## BEGIN Provided material

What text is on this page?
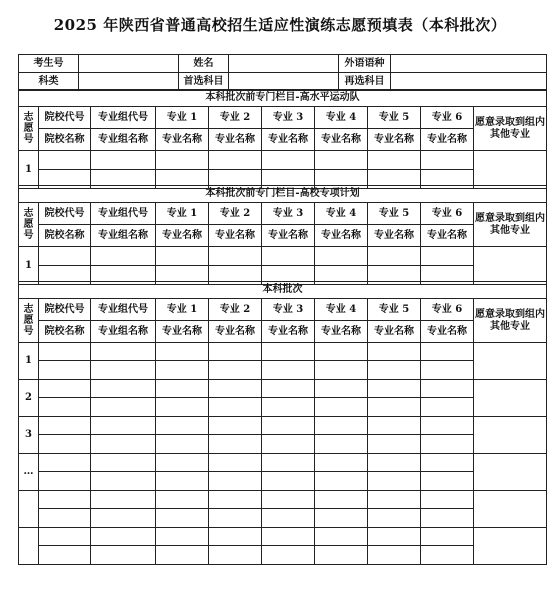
2025 年陕西省普通高校招生适应性演练志愿预填表（本科批次）
考生号		姓名		外语语种	
科类		首选科目		再选科目	
本科批次前专门栏目-高水平运动队									
志愿号	院校代号	专业组代号	专业 1	专业 2	专业 3	专业 4	专业 5	专业 6	愿意录取到组内其他专业
	院校名称	专业组名称	专业名称	专业名称	专业名称	专业名称	专业名称	专业名称	
1									

本科批次前专门栏目-高校专项计划									
志愿号	院校代号	专业组代号	专业 1	专业 2	专业 3	专业 4	专业 5	专业 6	愿意录取到组内其他专业
	院校名称	专业组名称	专业名称	专业名称	专业名称	专业名称	专业名称	专业名称	
1									

本科批次									
志愿号	院校代号	专业组代号	专业 1	专业 2	专业 3	专业 4	专业 5	专业 6	愿意录取到组内其他专业
	院校名称	专业组名称	专业名称	专业名称	专业名称	专业名称	专业名称	专业名称	
1									

2									

3									

…									
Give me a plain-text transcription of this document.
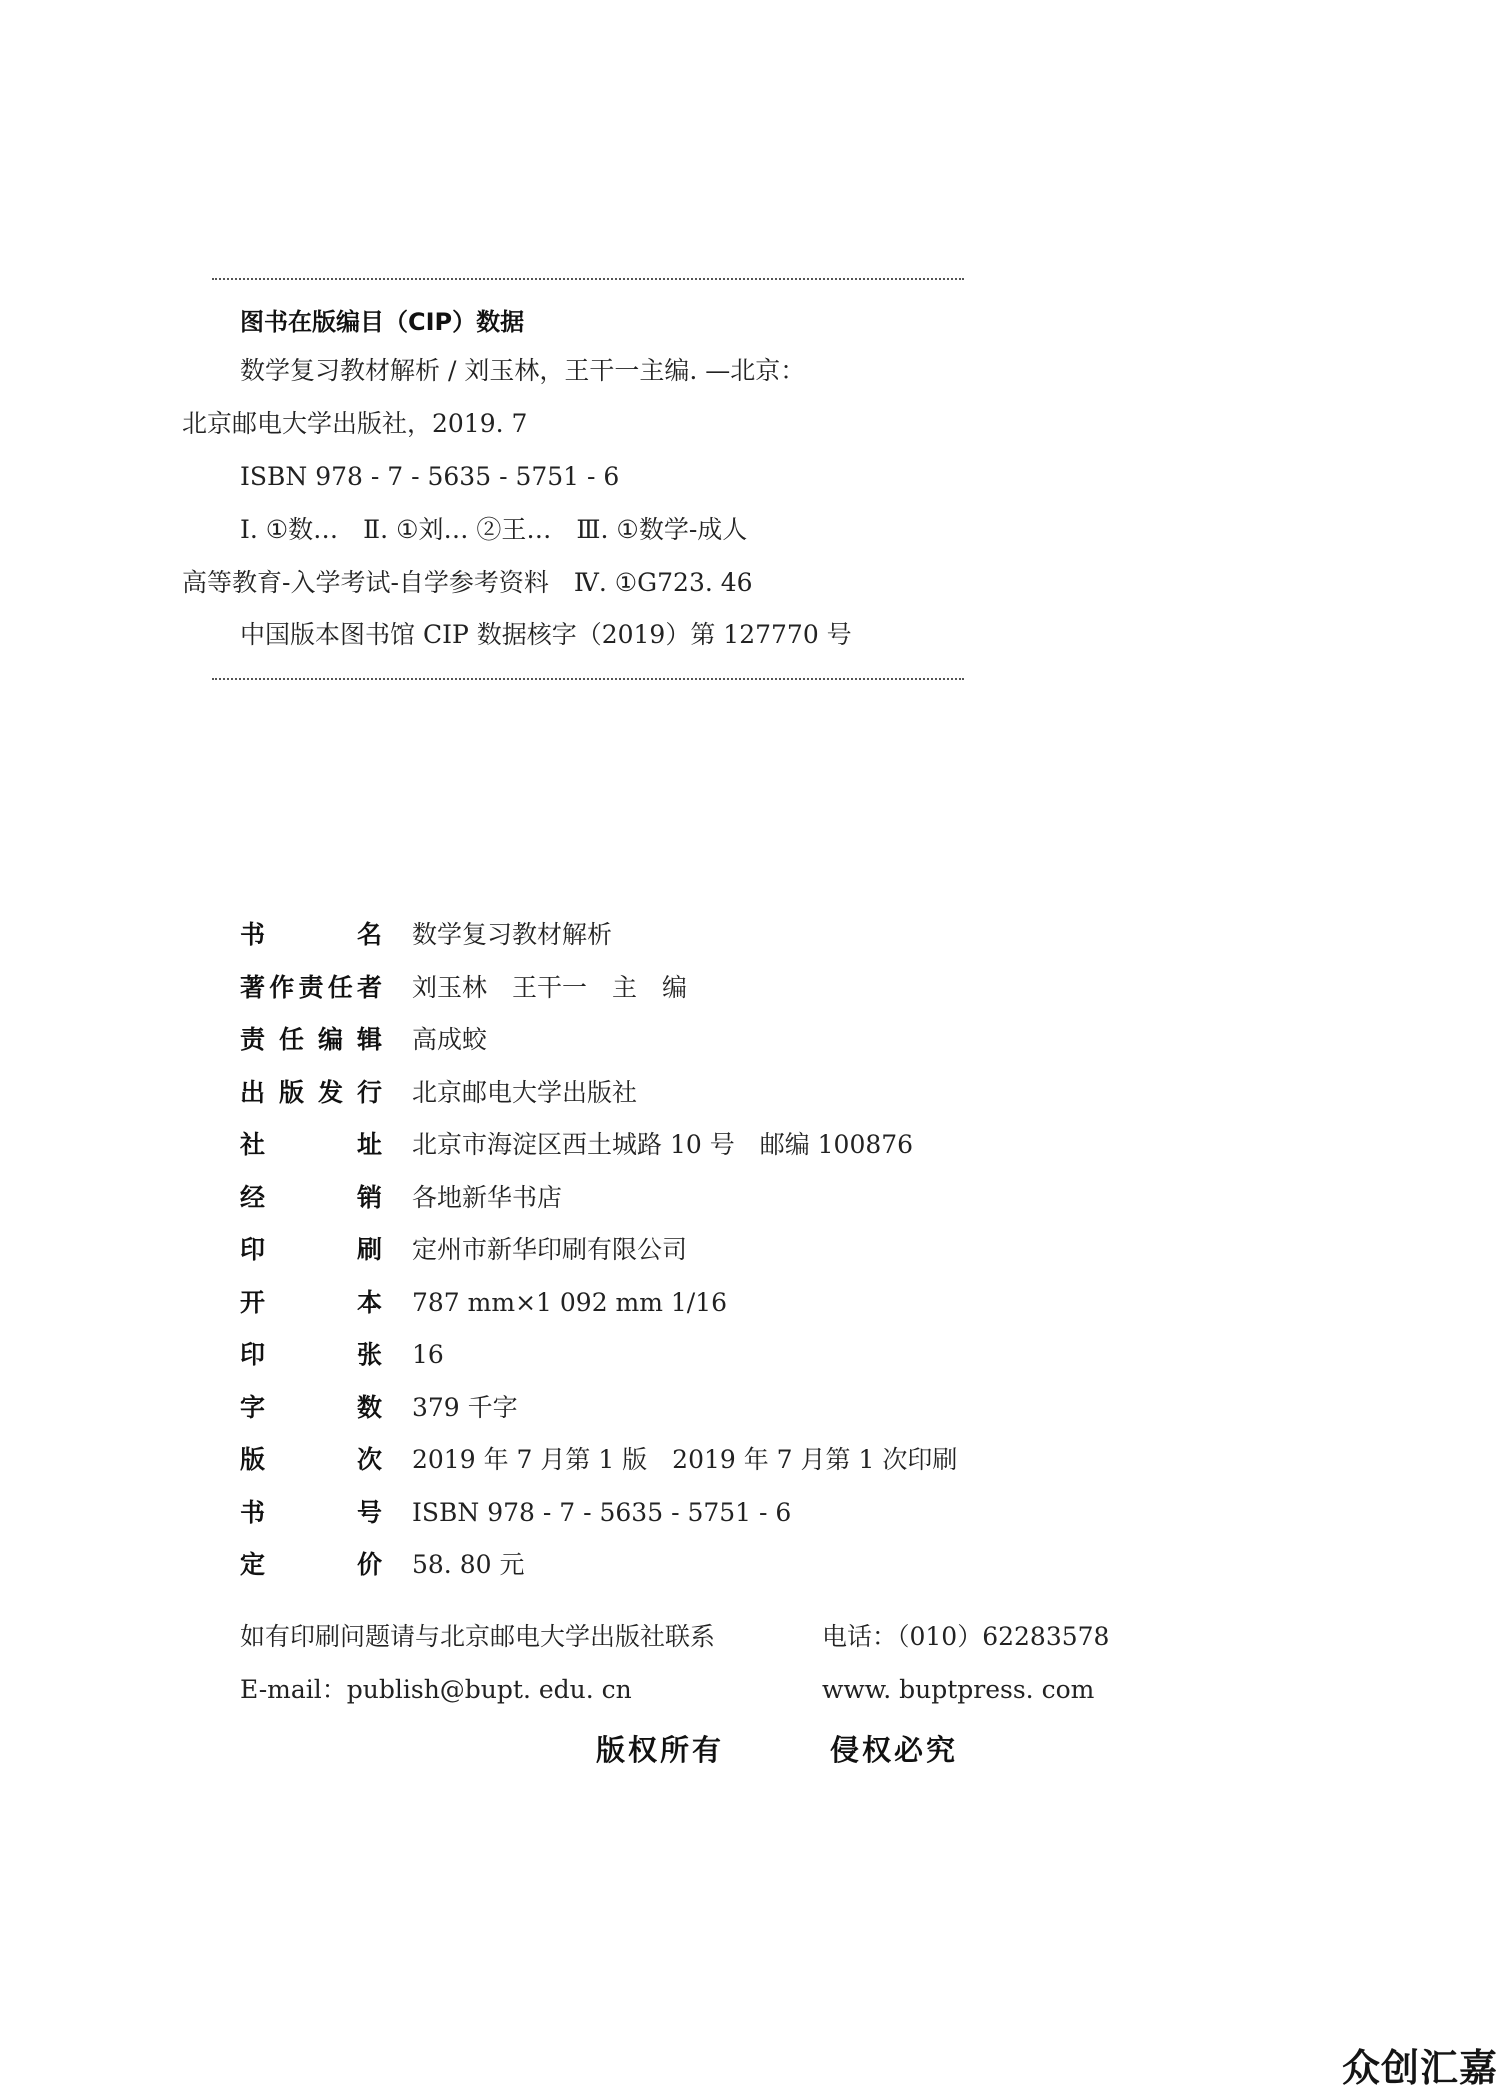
图书在版编目（CIP）数据
数学复习教材解析 / 刘玉林，王干一主编. —北京：
北京邮电大学出版社，2019. 7
ISBN 978 - 7 - 5635 - 5751 - 6
Ⅰ. ①数…　Ⅱ. ①刘… ②王…　Ⅲ. ①数学-成人
高等教育-入学考试-自学参考资料　Ⅳ. ①G723. 46
中国版本图书馆 CIP 数据核字（2019）第 127770 号
书名 数学复习教材解析
著作责任者 刘玉林　王干一　主　编
责任编辑 高成蛟
出版发行 北京邮电大学出版社
社址 北京市海淀区西土城路 10 号　邮编 100876
经销 各地新华书店
印刷 定州市新华印刷有限公司
开本 787 mm×1 092 mm 1/16
印张 16
字数 379 千字
版次 2019 年 7 月第 1 版　2019 年 7 月第 1 次印刷
书号 ISBN 978 - 7 - 5635 - 5751 - 6
定价 58. 80 元
如有印刷问题请与北京邮电大学出版社联系	电话：（010）62283578
E-mail：publish@bupt. edu. cn	www. buptpress. com
版权所有	侵权必究
众创汇嘉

## END Provided material

Write the listing above out again exactly, dropping each image.

_The reply:_
What text is on this page?
2025 年陕西省普通高校招生适应性演练志愿预填表（本科批次）
考生号		姓名		外语语种	
科类		首选科目		再选科目	
本科批次前专门栏目-高水平运动队									
志愿号	院校代号	专业组代号	专业 1	专业 2	专业 3	专业 4	专业 5	专业 6	愿意录取到组内其他专业
	院校名称	专业组名称	专业名称	专业名称	专业名称	专业名称	专业名称	专业名称	
1									

本科批次前专门栏目-高校专项计划									
志愿号	院校代号	专业组代号	专业 1	专业 2	专业 3	专业 4	专业 5	专业 6	愿意录取到组内其他专业
	院校名称	专业组名称	专业名称	专业名称	专业名称	专业名称	专业名称	专业名称	
1									

本科批次									
志愿号	院校代号	专业组代号	专业 1	专业 2	专业 3	专业 4	专业 5	专业 6	愿意录取到组内其他专业
	院校名称	专业组名称	专业名称	专业名称	专业名称	专业名称	专业名称	专业名称	
1									

2									

3									

…									
Give me a plain-text transcription of this document.
图书在版编目（CIP）数据
数学复习教材解析 / 刘玉林，王干一主编. —北京：
北京邮电大学出版社，2019. 7
ISBN 978 - 7 - 5635 - 5751 - 6
Ⅰ. ①数…　Ⅱ. ①刘… ②王…　Ⅲ. ①数学-成人
高等教育-入学考试-自学参考资料　Ⅳ. ①G723. 46
中国版本图书馆 CIP 数据核字（2019）第 127770 号
书名 数学复习教材解析
著作责任者 刘玉林　王干一　主　编
责任编辑 高成蛟
出版发行 北京邮电大学出版社
社址 北京市海淀区西土城路 10 号　邮编 100876
经销 各地新华书店
印刷 定州市新华印刷有限公司
开本 787 mm×1 092 mm 1/16
印张 16
字数 379 千字
版次 2019 年 7 月第 1 版　2019 年 7 月第 1 次印刷
书号 ISBN 978 - 7 - 5635 - 5751 - 6
定价 58. 80 元
如有印刷问题请与北京邮电大学出版社联系	电话：（010）62283578
E-mail：publish@bupt. edu. cn	www. buptpress. com
版权所有	侵权必究
众创汇嘉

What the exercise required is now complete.